*EXERCISE REQUIREMENTS*: Retype each entry exactly as written, and keep the pictures out of the copy.

+++++

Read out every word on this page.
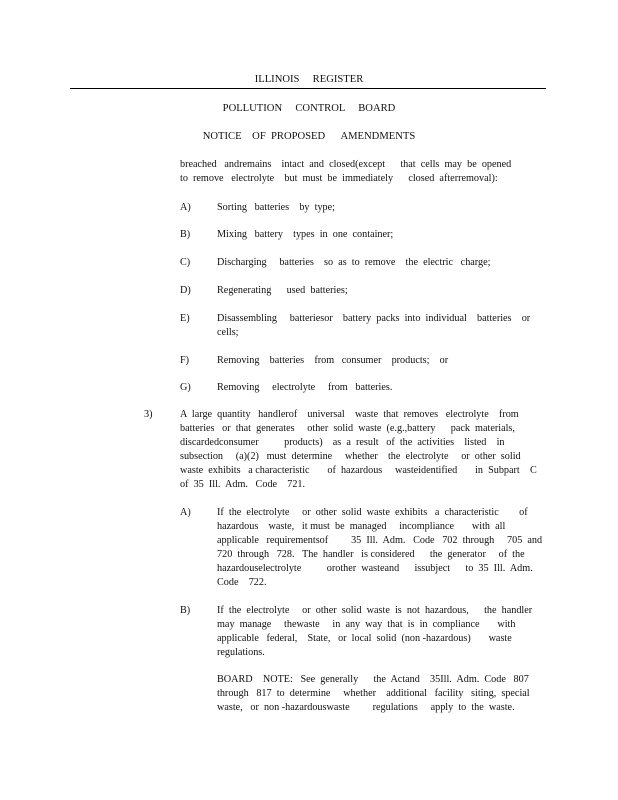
ILLINOIS     REGISTER
POLLUTION     CONTROL     BOARD
NOTICE    OF  PROPOSED      AMENDMENTS
breached   andremains    intact  and  closed(except      that  cells  may  be  opened
to  remove   electrolyte    but  must  be  immediately      closed  afterremoval):
A)	Sorting   batteries    by  type;
B)	Mixing   battery    types  in  one  container;
C)	Discharging     batteries    so  as  to  remove    the  electric   charge;
D)	Regenerating      used  batteries;
E)	Disassembling     batteriesor    battery  packs  into  individual    batteries    or
cells;
F)	Removing    batteries    from   consumer    products;    or
G)	Removing     electrolyte     from   batteries.
3)	A  large  quantity   handlerof    universal    waste  that  removes   electrolyte    from
batteries   or  that  generates     other  solid  waste  (e.g.,battery      pack  materials,
discardedconsumer          products)    as  a  result   of  the  activities    listed    in
subsection     (a)(2)   must  determine     whether    the  electrolyte     or  other  solid
waste  exhibits   a characteristic       of  hazardous     wasteidentified       in  Subpart    C
of  35  Ill.  Adm.   Code    721.
A)	If  the  electrolyte     or  other  solid  waste  exhibits   a  characteristic        of
hazardous    waste,   it must  be  managed     incompliance       with  all
applicable   requirementsof         35  Ill.  Adm.   Code   702  through     705  and
720  through   728.   The  handler   is considered      the  generator     of  the
hazardouselectrolyte          orother  wasteand      issubject      to  35  Ill.  Adm.
Code    722.
B)	If  the  electrolyte     or  other  solid  waste  is  not  hazardous,      the  handler
may  manage     thewaste     in  any  way  that  is  in  compliance       with
applicable   federal,    State,   or  local  solid  (non -hazardous)       waste
regulations.
BOARD    NOTE:   See  generally      the  Actand    35Ill.  Adm.  Code   807
through   817  to  determine     whether    additional   facility   siting,  special
waste,   or  non -hazardouswaste         regulations     apply  to  the  waste.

+++++

*EXERCISE OUTPUT*:
Read out every word on this page.
ILLINOIS     REGISTER
POLLUTION     CONTROL     BOARD
NOTICE    OF  PROPOSED      AMENDMENTS
breached   andremains    intact  and  closed(except      that  cells  may  be  opened
to  remove   electrolyte    but  must  be  immediately      closed  afterremoval):
A)	Sorting   batteries    by  type;
B)	Mixing   battery    types  in  one  container;
C)	Discharging     batteries    so  as  to  remove    the  electric   charge;
D)	Regenerating      used  batteries;
E)	Disassembling     batteriesor    battery  packs  into  individual    batteries    or
cells;
F)	Removing    batteries    from   consumer    products;    or
G)	Removing     electrolyte     from   batteries.
3)	A  large  quantity   handlerof    universal    waste  that  removes   electrolyte    from
batteries   or  that  generates     other  solid  waste  (e.g.,battery      pack  materials,
discardedconsumer          products)    as  a  result   of  the  activities    listed    in
subsection     (a)(2)   must  determine     whether    the  electrolyte     or  other  solid
waste  exhibits   a characteristic       of  hazardous     wasteidentified       in  Subpart    C
of  35  Ill.  Adm.   Code    721.
A)	If  the  electrolyte     or  other  solid  waste  exhibits   a  characteristic        of
hazardous    waste,   it must  be  managed     incompliance       with  all
applicable   requirementsof         35  Ill.  Adm.   Code   702  through     705  and
720  through   728.   The  handler   is considered      the  generator     of  the
hazardouselectrolyte          orother  wasteand      issubject      to  35  Ill.  Adm.
Code    722.
B)	If  the  electrolyte     or  other  solid  waste  is  not  hazardous,      the  handler
may  manage     thewaste     in  any  way  that  is  in  compliance       with
applicable   federal,    State,   or  local  solid  (non -hazardous)       waste
regulations.
BOARD    NOTE:   See  generally      the  Actand    35Ill.  Adm.  Code   807
through   817  to  determine     whether    additional   facility   siting,  special
waste,   or  non -hazardouswaste         regulations     apply  to  the  waste.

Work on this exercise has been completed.